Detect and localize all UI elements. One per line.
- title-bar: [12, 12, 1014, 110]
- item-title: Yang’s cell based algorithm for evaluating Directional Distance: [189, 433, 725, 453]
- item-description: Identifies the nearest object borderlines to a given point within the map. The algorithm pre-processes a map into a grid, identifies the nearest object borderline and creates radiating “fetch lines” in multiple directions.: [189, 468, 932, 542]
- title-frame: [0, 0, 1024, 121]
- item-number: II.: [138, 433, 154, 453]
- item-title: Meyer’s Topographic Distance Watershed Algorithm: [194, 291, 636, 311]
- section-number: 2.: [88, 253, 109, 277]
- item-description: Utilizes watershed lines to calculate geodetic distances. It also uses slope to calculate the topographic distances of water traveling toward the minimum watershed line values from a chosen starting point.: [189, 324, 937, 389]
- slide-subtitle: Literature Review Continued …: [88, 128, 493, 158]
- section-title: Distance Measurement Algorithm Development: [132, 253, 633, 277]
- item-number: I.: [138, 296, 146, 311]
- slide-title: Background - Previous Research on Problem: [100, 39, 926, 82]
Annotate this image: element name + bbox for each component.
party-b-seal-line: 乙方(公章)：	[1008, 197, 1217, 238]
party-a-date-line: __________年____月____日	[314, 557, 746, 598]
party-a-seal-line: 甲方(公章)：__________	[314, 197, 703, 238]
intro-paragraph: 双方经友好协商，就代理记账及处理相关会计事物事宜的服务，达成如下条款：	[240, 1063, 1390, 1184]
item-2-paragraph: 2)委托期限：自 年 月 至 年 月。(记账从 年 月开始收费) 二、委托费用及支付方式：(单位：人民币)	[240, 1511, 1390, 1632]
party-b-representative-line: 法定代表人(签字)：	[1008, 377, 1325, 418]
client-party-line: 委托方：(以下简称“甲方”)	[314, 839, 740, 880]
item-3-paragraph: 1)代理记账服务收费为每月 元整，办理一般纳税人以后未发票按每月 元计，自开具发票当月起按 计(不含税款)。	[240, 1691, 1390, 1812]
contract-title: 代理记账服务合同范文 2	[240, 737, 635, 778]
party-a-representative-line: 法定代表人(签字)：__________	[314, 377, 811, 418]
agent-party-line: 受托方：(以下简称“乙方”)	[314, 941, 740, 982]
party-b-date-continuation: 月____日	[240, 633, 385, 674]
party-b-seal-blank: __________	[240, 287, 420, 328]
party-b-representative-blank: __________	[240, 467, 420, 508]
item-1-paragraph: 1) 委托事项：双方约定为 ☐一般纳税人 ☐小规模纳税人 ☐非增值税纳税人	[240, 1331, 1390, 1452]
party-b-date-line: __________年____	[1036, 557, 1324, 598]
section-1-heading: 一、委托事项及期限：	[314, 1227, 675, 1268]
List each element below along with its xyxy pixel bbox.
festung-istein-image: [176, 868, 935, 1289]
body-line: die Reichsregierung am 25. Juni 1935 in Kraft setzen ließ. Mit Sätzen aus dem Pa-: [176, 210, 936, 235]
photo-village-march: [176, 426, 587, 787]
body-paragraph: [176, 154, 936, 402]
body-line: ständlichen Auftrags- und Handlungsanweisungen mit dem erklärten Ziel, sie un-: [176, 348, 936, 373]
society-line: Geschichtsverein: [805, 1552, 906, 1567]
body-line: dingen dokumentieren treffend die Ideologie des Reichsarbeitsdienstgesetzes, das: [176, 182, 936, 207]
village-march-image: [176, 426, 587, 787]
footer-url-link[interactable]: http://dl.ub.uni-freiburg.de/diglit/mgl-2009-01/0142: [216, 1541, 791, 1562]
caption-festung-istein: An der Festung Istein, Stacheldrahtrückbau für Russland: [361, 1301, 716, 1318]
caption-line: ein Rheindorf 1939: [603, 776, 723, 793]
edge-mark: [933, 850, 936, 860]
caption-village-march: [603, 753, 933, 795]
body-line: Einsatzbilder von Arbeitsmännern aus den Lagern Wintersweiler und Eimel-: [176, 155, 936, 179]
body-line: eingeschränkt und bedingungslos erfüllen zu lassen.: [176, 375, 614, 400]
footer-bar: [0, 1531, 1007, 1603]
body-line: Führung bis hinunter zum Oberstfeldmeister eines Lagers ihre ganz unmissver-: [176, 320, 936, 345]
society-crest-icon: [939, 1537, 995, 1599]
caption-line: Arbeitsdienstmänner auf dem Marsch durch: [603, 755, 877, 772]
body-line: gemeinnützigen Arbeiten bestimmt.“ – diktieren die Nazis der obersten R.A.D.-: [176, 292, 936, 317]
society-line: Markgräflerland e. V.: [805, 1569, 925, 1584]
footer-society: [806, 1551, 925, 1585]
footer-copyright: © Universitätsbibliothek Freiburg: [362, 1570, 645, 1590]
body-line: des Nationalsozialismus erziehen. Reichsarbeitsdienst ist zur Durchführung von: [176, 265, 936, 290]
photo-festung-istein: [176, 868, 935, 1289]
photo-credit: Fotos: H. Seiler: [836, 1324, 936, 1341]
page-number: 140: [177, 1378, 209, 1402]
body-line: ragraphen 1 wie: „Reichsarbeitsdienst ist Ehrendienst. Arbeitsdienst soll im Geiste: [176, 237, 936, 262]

> **Work to complete**:
Reproduce every entry above word for word, keeping each line unchanged and in its original order.

> **Answer to the exercise**:
Detect and localize all UI elements. One per line.
- title-bar: [12, 12, 1014, 110]
- item-title: Yang’s cell based algorithm for evaluating Directional Distance: [189, 433, 725, 453]
- item-description: Identifies the nearest object borderlines to a given point within the map. The algorithm pre-processes a map into a grid, identifies the nearest object borderline and creates radiating “fetch lines” in multiple directions.: [189, 468, 932, 542]
- title-frame: [0, 0, 1024, 121]
- item-number: II.: [138, 433, 154, 453]
- item-title: Meyer’s Topographic Distance Watershed Algorithm: [194, 291, 636, 311]
- section-number: 2.: [88, 253, 109, 277]
- item-description: Utilizes watershed lines to calculate geodetic distances. It also uses slope to calculate the topographic distances of water traveling toward the minimum watershed line values from a chosen starting point.: [189, 324, 937, 389]
- slide-subtitle: Literature Review Continued …: [88, 128, 493, 158]
- section-title: Distance Measurement Algorithm Development: [132, 253, 633, 277]
- item-number: I.: [138, 296, 146, 311]
- slide-title: Background - Previous Research on Problem: [100, 39, 926, 82]
Annotate this image: element name + bbox for each component.
party-b-seal-line: 乙方(公章)：	[1008, 197, 1217, 238]
party-a-date-line: __________年____月____日	[314, 557, 746, 598]
party-a-seal-line: 甲方(公章)：__________	[314, 197, 703, 238]
intro-paragraph: 双方经友好协商，就代理记账及处理相关会计事物事宜的服务，达成如下条款：	[240, 1063, 1390, 1184]
item-2-paragraph: 2)委托期限：自 年 月 至 年 月。(记账从 年 月开始收费) 二、委托费用及支付方式：(单位：人民币)	[240, 1511, 1390, 1632]
party-b-representative-line: 法定代表人(签字)：	[1008, 377, 1325, 418]
client-party-line: 委托方：(以下简称“甲方”)	[314, 839, 740, 880]
item-3-paragraph: 1)代理记账服务收费为每月 元整，办理一般纳税人以后未发票按每月 元计，自开具发票当月起按 计(不含税款)。	[240, 1691, 1390, 1812]
contract-title: 代理记账服务合同范文 2	[240, 737, 635, 778]
party-a-representative-line: 法定代表人(签字)：__________	[314, 377, 811, 418]
agent-party-line: 受托方：(以下简称“乙方”)	[314, 941, 740, 982]
party-b-date-continuation: 月____日	[240, 633, 385, 674]
party-b-seal-blank: __________	[240, 287, 420, 328]
party-b-representative-blank: __________	[240, 467, 420, 508]
item-1-paragraph: 1) 委托事项：双方约定为 ☐一般纳税人 ☐小规模纳税人 ☐非增值税纳税人	[240, 1331, 1390, 1452]
party-b-date-line: __________年____	[1036, 557, 1324, 598]
section-1-heading: 一、委托事项及期限：	[314, 1227, 675, 1268]
List each element below along with its xyxy pixel bbox.
festung-istein-image: [176, 868, 935, 1289]
body-line: die Reichsregierung am 25. Juni 1935 in Kraft setzen ließ. Mit Sätzen aus dem Pa-: [176, 210, 936, 235]
photo-village-march: [176, 426, 587, 787]
body-paragraph: [176, 154, 936, 402]
body-line: ständlichen Auftrags- und Handlungsanweisungen mit dem erklärten Ziel, sie un-: [176, 348, 936, 373]
society-line: Geschichtsverein: [805, 1552, 906, 1567]
body-line: dingen dokumentieren treffend die Ideologie des Reichsarbeitsdienstgesetzes, das: [176, 182, 936, 207]
village-march-image: [176, 426, 587, 787]
footer-url-link[interactable]: http://dl.ub.uni-freiburg.de/diglit/mgl-2009-01/0142: [216, 1541, 791, 1562]
caption-festung-istein: An der Festung Istein, Stacheldrahtrückbau für Russland: [361, 1301, 716, 1318]
caption-line: ein Rheindorf 1939: [603, 776, 723, 793]
edge-mark: [933, 850, 936, 860]
caption-village-march: [603, 753, 933, 795]
body-line: Einsatzbilder von Arbeitsmännern aus den Lagern Wintersweiler und Eimel-: [176, 155, 936, 179]
body-line: eingeschränkt und bedingungslos erfüllen zu lassen.: [176, 375, 614, 400]
footer-bar: [0, 1531, 1007, 1603]
body-line: Führung bis hinunter zum Oberstfeldmeister eines Lagers ihre ganz unmissver-: [176, 320, 936, 345]
society-crest-icon: [939, 1537, 995, 1599]
caption-line: Arbeitsdienstmänner auf dem Marsch durch: [603, 755, 877, 772]
body-line: gemeinnützigen Arbeiten bestimmt.“ – diktieren die Nazis der obersten R.A.D.-: [176, 292, 936, 317]
society-line: Markgräflerland e. V.: [805, 1569, 925, 1584]
footer-society: [806, 1551, 925, 1585]
footer-copyright: © Universitätsbibliothek Freiburg: [362, 1570, 645, 1590]
body-line: des Nationalsozialismus erziehen. Reichsarbeitsdienst ist zur Durchführung von: [176, 265, 936, 290]
photo-festung-istein: [176, 868, 935, 1289]
photo-credit: Fotos: H. Seiler: [836, 1324, 936, 1341]
page-number: 140: [177, 1378, 209, 1402]
body-line: ragraphen 1 wie: „Reichsarbeitsdienst ist Ehrendienst. Arbeitsdienst soll im Geiste: [176, 237, 936, 262]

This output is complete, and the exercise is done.